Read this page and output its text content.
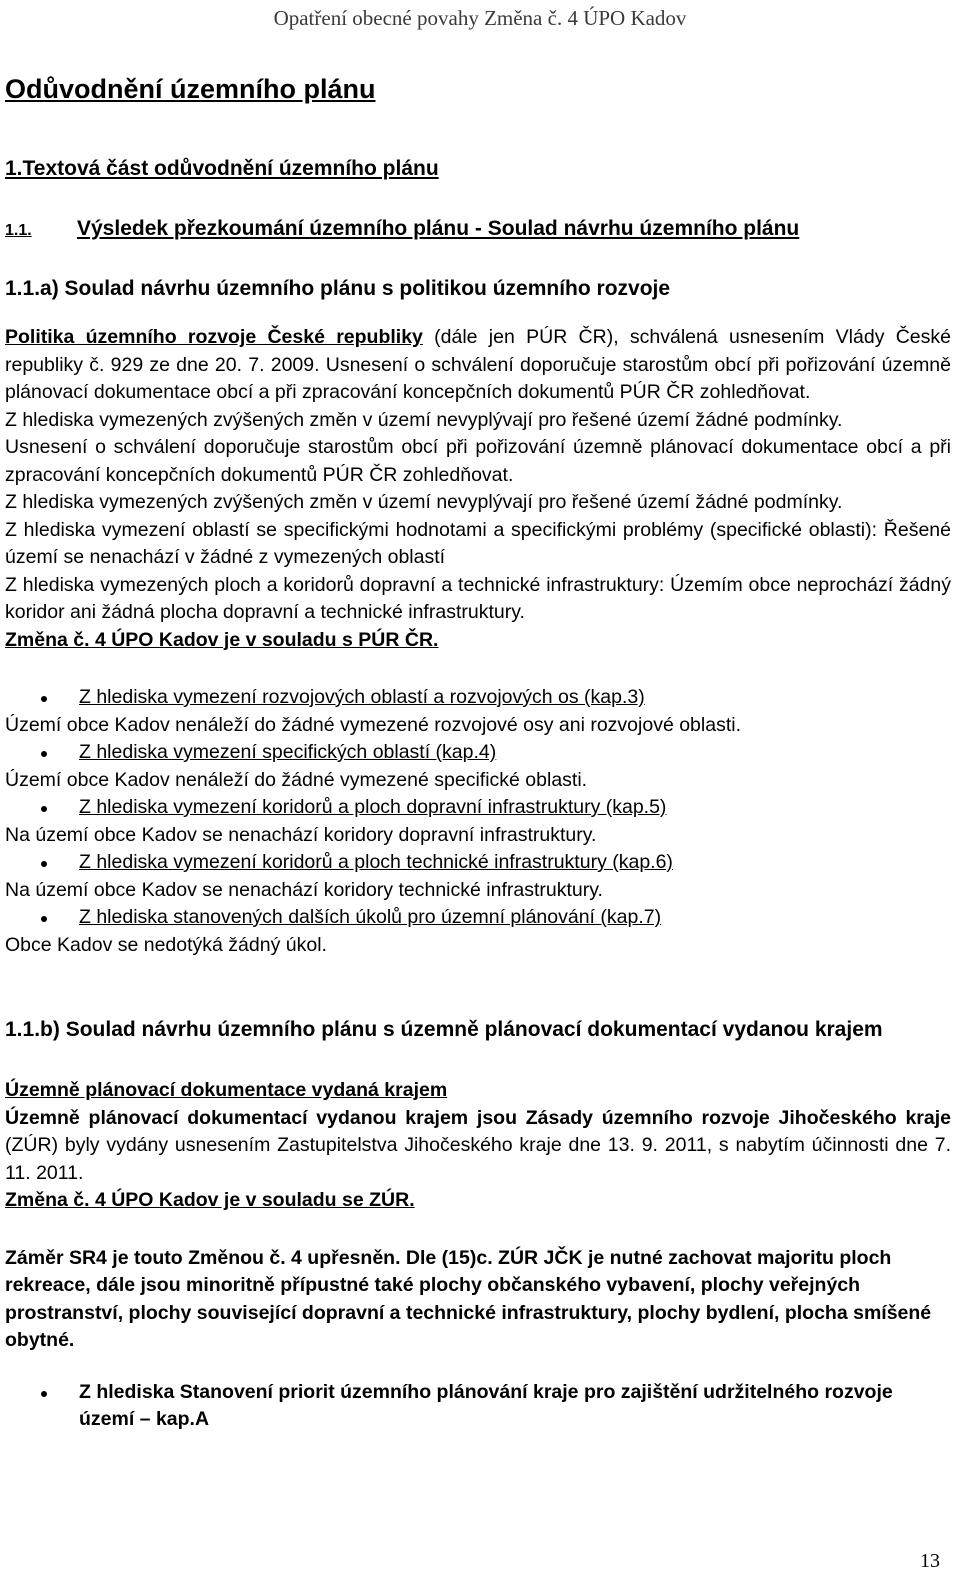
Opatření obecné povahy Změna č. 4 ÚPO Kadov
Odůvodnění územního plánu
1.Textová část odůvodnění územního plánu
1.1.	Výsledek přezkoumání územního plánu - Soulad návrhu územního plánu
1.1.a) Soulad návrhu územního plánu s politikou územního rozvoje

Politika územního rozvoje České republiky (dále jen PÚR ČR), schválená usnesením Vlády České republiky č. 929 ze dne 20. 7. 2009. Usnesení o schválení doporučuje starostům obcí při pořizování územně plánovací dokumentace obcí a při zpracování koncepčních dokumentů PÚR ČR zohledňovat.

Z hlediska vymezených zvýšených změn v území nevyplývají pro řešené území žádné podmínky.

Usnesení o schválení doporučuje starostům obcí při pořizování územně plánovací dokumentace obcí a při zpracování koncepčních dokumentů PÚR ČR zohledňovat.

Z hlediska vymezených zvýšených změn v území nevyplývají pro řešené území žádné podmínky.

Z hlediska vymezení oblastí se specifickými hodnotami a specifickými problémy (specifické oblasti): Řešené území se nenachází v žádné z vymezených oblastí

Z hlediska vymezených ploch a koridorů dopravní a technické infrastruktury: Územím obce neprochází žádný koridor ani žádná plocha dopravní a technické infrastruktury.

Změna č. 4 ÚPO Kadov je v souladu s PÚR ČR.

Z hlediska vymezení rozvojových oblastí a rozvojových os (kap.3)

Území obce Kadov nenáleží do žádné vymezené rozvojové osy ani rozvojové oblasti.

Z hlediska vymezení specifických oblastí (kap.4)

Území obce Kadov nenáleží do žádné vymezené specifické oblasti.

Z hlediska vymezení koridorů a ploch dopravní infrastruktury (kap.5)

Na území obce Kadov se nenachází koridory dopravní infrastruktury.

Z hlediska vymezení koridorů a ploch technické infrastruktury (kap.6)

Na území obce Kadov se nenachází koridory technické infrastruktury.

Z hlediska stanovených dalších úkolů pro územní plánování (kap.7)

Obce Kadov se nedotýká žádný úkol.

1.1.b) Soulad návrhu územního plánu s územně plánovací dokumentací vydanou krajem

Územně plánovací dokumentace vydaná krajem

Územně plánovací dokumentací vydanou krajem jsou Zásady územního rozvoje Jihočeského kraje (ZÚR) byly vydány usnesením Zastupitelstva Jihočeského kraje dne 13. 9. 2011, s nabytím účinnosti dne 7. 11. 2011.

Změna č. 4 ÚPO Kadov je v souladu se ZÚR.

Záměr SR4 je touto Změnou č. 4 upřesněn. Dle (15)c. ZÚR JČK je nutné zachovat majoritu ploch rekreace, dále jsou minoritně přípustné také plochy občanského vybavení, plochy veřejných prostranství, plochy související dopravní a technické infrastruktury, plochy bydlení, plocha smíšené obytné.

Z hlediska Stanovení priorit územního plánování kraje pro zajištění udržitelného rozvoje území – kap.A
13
· · · ·
Job: Every entry above should be duplicated exactly. Do not include the images.

Task result:
Read this page and output its text content.
Opatření obecné povahy Změna č. 4 ÚPO Kadov
Odůvodnění územního plánu
1.Textová část odůvodnění územního plánu
1.1.	Výsledek přezkoumání územního plánu - Soulad návrhu územního plánu
1.1.a) Soulad návrhu územního plánu s politikou územního rozvoje

Politika územního rozvoje České republiky (dále jen PÚR ČR), schválená usnesením Vlády České republiky č. 929 ze dne 20. 7. 2009. Usnesení o schválení doporučuje starostům obcí při pořizování územně plánovací dokumentace obcí a při zpracování koncepčních dokumentů PÚR ČR zohledňovat.

Z hlediska vymezených zvýšených změn v území nevyplývají pro řešené území žádné podmínky.

Usnesení o schválení doporučuje starostům obcí při pořizování územně plánovací dokumentace obcí a při zpracování koncepčních dokumentů PÚR ČR zohledňovat.

Z hlediska vymezených zvýšených změn v území nevyplývají pro řešené území žádné podmínky.

Z hlediska vymezení oblastí se specifickými hodnotami a specifickými problémy (specifické oblasti): Řešené území se nenachází v žádné z vymezených oblastí

Z hlediska vymezených ploch a koridorů dopravní a technické infrastruktury: Územím obce neprochází žádný koridor ani žádná plocha dopravní a technické infrastruktury.

Změna č. 4 ÚPO Kadov je v souladu s PÚR ČR.

Z hlediska vymezení rozvojových oblastí a rozvojových os (kap.3)

Území obce Kadov nenáleží do žádné vymezené rozvojové osy ani rozvojové oblasti.

Z hlediska vymezení specifických oblastí (kap.4)

Území obce Kadov nenáleží do žádné vymezené specifické oblasti.

Z hlediska vymezení koridorů a ploch dopravní infrastruktury (kap.5)

Na území obce Kadov se nenachází koridory dopravní infrastruktury.

Z hlediska vymezení koridorů a ploch technické infrastruktury (kap.6)

Na území obce Kadov se nenachází koridory technické infrastruktury.

Z hlediska stanovených dalších úkolů pro územní plánování (kap.7)

Obce Kadov se nedotýká žádný úkol.

1.1.b) Soulad návrhu územního plánu s územně plánovací dokumentací vydanou krajem

Územně plánovací dokumentace vydaná krajem

Územně plánovací dokumentací vydanou krajem jsou Zásady územního rozvoje Jihočeského kraje (ZÚR) byly vydány usnesením Zastupitelstva Jihočeského kraje dne 13. 9. 2011, s nabytím účinnosti dne 7. 11. 2011.

Změna č. 4 ÚPO Kadov je v souladu se ZÚR.

Záměr SR4 je touto Změnou č. 4 upřesněn. Dle (15)c. ZÚR JČK je nutné zachovat majoritu ploch rekreace, dále jsou minoritně přípustné také plochy občanského vybavení, plochy veřejných prostranství, plochy související dopravní a technické infrastruktury, plochy bydlení, plocha smíšené obytné.

Z hlediska Stanovení priorit územního plánování kraje pro zajištění udržitelného rozvoje území – kap.A
13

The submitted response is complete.